== Task description ==
Output exactly the lines between the line that contains "Give me the" and the last line of the material, counting both.

== Entries ==
---
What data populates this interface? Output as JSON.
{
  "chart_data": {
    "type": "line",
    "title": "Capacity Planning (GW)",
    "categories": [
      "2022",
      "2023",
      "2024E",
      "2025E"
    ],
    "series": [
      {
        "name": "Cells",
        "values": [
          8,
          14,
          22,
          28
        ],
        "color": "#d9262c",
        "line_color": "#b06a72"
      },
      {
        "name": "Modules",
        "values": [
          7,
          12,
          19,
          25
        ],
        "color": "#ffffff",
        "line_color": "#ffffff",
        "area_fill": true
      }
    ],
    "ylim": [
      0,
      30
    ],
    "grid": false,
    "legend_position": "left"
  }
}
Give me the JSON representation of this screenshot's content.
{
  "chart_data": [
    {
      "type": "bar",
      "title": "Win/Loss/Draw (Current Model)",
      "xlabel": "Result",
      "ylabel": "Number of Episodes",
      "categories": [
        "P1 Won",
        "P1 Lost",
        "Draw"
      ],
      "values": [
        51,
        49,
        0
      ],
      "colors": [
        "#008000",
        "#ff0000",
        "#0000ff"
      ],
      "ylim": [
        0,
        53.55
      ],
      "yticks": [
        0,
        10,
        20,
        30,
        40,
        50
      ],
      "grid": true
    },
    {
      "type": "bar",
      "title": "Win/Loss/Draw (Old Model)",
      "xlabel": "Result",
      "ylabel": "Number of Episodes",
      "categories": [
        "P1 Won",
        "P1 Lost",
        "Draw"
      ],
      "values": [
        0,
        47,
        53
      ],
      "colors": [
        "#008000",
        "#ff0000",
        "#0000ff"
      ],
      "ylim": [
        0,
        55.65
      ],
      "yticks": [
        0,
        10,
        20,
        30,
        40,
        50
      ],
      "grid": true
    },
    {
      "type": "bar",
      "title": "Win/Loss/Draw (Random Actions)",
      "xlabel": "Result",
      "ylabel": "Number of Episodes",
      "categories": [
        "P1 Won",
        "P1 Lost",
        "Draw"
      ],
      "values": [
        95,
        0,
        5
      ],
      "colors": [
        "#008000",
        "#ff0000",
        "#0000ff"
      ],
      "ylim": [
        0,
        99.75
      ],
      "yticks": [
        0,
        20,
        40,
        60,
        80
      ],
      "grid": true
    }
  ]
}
---
== The reply ==
Give me the JSON representation of this screenshot's content.
{
  "chart_data": [
    {
      "type": "bar",
      "title": "Win/Loss/Draw (Current Model)",
      "xlabel": "Result",
      "ylabel": "Number of Episodes",
      "categories": [
        "P1 Won",
        "P1 Lost",
        "Draw"
      ],
      "values": [
        51,
        49,
        0
      ],
      "colors": [
        "#008000",
        "#ff0000",
        "#0000ff"
      ],
      "ylim": [
        0,
        53.55
      ],
      "yticks": [
        0,
        10,
        20,
        30,
        40,
        50
      ],
      "grid": true
    },
    {
      "type": "bar",
      "title": "Win/Loss/Draw (Old Model)",
      "xlabel": "Result",
      "ylabel": "Number of Episodes",
      "categories": [
        "P1 Won",
        "P1 Lost",
        "Draw"
      ],
      "values": [
        0,
        47,
        53
      ],
      "colors": [
        "#008000",
        "#ff0000",
        "#0000ff"
      ],
      "ylim": [
        0,
        55.65
      ],
      "yticks": [
        0,
        10,
        20,
        30,
        40,
        50
      ],
      "grid": true
    },
    {
      "type": "bar",
      "title": "Win/Loss/Draw (Random Actions)",
      "xlabel": "Result",
      "ylabel": "Number of Episodes",
      "categories": [
        "P1 Won",
        "P1 Lost",
        "Draw"
      ],
      "values": [
        95,
        0,
        5
      ],
      "colors": [
        "#008000",
        "#ff0000",
        "#0000ff"
      ],
      "ylim": [
        0,
        99.75
      ],
      "yticks": [
        0,
        20,
        40,
        60,
        80
      ],
      "grid": true
    }
  ]
}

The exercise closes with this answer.